▸ Исходный текст:

Моя малая родина - старинное село Емецк, расположенное в устье реки Емцы, притока Северной Двины. В районе Емецка реку Емцу от Северной Двины отделяет пойменный заливной луг, клинообразно сужающийся от 6 до 0 километров к месту соединения рек. Летописный возраст Емецка насчитывает более 870 лет. До конца 1950-х годов село Емецк имело статус районного центра, затем в результате оптимизации (укрупнения районных центров) Емецк ввели в состав Холмогорского района. С 60-х годов 20 века бюджетное финансирование Емецка на капитальные расходы резко сократилось и, спустя десятилетия, сиё обстоятельство плачевно отразилось на внешнем виде села, в особенности его центральной части. В 1960-70 годы строительство в Емецке велось предприятиями таких отраслей экономики как: лесная, агропромышленная, транспорта и связи, лёгкой и пищевой промышленности, торговли. В 80-90-е годы долгостроем было возведено новое здание емецкой средней школы. Муниципальное строительство в Емецке оживилось к середине 2000-х годов, введены в эксплуатацию первые здания, построенные в рамках федеральной целевой программы «Ветхое жильё». Новые многоквартирные жилые дома преимущественно возводятся на окраине села в деревне Мыза. Единый комплекс емецкой поликлиники и больницы, который хорошо виден с федеральной автотрассы Москва-Архангельск, построен в центральной части села в конце улицы Комсомольской на монастырском поле.
Земляки, чьё детство и юность прошли в Емецке, ностальгируют по нему в какой бы части света они ни жили. Многие из них частенько заходят на сайт Емецка, некоторые приезжают на юбилеи села, школы, выпуска, Рубцовске чтения или навестить могилы родных. Достаточно многочисленна категория емчан, приезжающих в родительские и приобретённые дома на дачный период. Каждого из нас с Емецком, его улочками, сквером, рекой, лугом с озёрами-старицами, сосновыми борами связывают счастливые светлые воспоминания.

Строки данных
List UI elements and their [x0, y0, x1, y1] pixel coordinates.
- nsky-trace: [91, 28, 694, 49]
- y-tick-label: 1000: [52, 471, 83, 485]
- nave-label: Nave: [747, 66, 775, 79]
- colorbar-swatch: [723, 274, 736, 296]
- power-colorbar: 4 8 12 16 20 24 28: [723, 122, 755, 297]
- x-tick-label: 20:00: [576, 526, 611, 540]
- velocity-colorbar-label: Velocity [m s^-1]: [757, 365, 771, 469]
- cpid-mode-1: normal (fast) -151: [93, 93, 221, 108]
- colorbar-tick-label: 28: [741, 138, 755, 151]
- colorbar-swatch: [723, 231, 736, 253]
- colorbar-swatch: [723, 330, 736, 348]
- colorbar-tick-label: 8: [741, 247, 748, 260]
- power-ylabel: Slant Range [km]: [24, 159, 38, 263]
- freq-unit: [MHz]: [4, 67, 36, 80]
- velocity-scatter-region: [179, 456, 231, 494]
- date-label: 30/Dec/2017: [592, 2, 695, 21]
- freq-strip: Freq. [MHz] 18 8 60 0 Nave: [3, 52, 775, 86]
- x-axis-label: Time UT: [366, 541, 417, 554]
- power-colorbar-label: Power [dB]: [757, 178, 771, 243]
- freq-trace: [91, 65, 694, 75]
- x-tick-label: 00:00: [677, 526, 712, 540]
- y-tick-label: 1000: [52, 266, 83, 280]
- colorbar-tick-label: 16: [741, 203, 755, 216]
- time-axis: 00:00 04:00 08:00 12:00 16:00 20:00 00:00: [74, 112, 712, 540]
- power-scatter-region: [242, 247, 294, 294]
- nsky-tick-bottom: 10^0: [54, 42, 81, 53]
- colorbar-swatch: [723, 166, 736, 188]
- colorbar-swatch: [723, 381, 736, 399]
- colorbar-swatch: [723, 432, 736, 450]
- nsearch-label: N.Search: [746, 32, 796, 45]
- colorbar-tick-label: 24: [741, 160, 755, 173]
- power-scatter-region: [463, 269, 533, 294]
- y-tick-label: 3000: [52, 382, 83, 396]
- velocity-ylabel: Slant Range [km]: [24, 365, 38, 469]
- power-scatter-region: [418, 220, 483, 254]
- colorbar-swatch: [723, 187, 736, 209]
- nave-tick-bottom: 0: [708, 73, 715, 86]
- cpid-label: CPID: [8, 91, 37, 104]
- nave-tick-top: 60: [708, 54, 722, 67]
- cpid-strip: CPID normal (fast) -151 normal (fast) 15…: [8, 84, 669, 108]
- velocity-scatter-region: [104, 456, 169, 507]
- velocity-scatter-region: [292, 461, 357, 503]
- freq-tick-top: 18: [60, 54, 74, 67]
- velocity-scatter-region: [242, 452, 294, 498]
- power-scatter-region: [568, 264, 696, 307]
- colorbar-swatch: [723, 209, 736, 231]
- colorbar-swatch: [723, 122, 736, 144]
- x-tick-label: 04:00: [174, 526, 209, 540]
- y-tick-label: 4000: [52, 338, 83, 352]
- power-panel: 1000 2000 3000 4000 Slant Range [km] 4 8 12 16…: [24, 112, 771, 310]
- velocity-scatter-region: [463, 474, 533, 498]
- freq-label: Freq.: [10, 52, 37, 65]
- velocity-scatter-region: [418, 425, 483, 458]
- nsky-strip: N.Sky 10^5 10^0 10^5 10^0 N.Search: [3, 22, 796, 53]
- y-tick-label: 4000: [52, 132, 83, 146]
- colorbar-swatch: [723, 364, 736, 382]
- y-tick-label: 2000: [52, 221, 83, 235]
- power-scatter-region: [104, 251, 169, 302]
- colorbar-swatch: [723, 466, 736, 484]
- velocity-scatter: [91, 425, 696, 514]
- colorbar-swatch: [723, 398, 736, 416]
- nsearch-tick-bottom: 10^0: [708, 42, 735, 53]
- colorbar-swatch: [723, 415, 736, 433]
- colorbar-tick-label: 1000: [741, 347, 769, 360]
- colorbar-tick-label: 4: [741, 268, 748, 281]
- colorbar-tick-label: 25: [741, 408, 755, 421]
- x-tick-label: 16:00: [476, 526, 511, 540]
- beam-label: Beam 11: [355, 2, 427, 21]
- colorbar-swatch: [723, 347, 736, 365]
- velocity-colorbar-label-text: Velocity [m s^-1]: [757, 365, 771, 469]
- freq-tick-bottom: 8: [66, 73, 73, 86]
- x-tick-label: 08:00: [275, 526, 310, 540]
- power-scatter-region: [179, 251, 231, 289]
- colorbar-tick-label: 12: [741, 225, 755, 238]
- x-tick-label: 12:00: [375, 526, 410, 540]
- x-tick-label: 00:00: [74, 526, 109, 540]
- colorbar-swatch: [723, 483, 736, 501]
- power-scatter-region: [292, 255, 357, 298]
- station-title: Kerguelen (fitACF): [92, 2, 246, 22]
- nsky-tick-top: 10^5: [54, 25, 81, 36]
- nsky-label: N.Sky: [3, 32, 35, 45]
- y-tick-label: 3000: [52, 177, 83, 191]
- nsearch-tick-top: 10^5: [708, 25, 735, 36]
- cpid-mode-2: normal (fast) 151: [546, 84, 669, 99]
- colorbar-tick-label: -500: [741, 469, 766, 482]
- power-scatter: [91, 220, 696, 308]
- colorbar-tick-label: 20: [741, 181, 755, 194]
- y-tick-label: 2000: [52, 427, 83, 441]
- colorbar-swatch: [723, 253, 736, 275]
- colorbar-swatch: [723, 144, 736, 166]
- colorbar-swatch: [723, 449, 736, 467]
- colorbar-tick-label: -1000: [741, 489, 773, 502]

▸ Что сделать: Напишите продолжение текста о селе Емецк, начиная сразу после его последнего предложения.

▸ Результат:
Река Емца

Желая кого-либо удивить, емчане обычно рассказывают про особенность реки Емцы освобождаться от ледяного покрова полыньёй (без ледохода). Уже в апреле местные жители начинают интересоваться и следить за приближением полыньи с верховья. Порою бывает так, что вечером наблюдаешь на реке посиневший и слегка набухший ледяной покров, а утром - совершенно чистую водную гладь. В иные годы полынья ныряет или разъедает лёд, оставляя забереги. Характер движения полыньи по Емце и ледохода по Северной Двине во многом зависит от погодных условий апреля. Лёд в Емцу заносит из Двины, когда ниже по течению образуются заторы, одновременно резко начинает подниматься уровень воды. Берега Емцы на склоне во многих местах вязкие и из толщи земли в реку стекает множество мелких ручейков (водяных жил). Дно реки илистое и вязкое, а вода всегда холодная. Общая протяжённость реки Емцы более 180 километров, а село Емецк расположено в её устье. Емца - это типично карстовая река, в верховьях не замерзающая даже зимой, а вблизи её берегов иногда происходят проседания грунта и образуются глухие овраги. До 80-х годов 20-го столетия река Емца была сплавной рекой, а в Емецке функционировали крупный леспромхоз, сплавная контора с запанью. В запани реки сплавщики сортировали древесину, вязали плоты и плитки, изготовляли бона. В 60-70-е годы на реке был и молевой сплав, когда катера тянули в город плоты не только из плиток, но и из деловой древесины, опоясанной лишь цепочкой скреплённых между собой брёвен. В те времена на реке Емце периодически работали землеснаряды, а осенью сплавной катер с ковшом-крабом продвигался вдоль реки, поднимая и выгружая на берег брёвна-топляки, которые тут же увозились куда-то сплавщиками.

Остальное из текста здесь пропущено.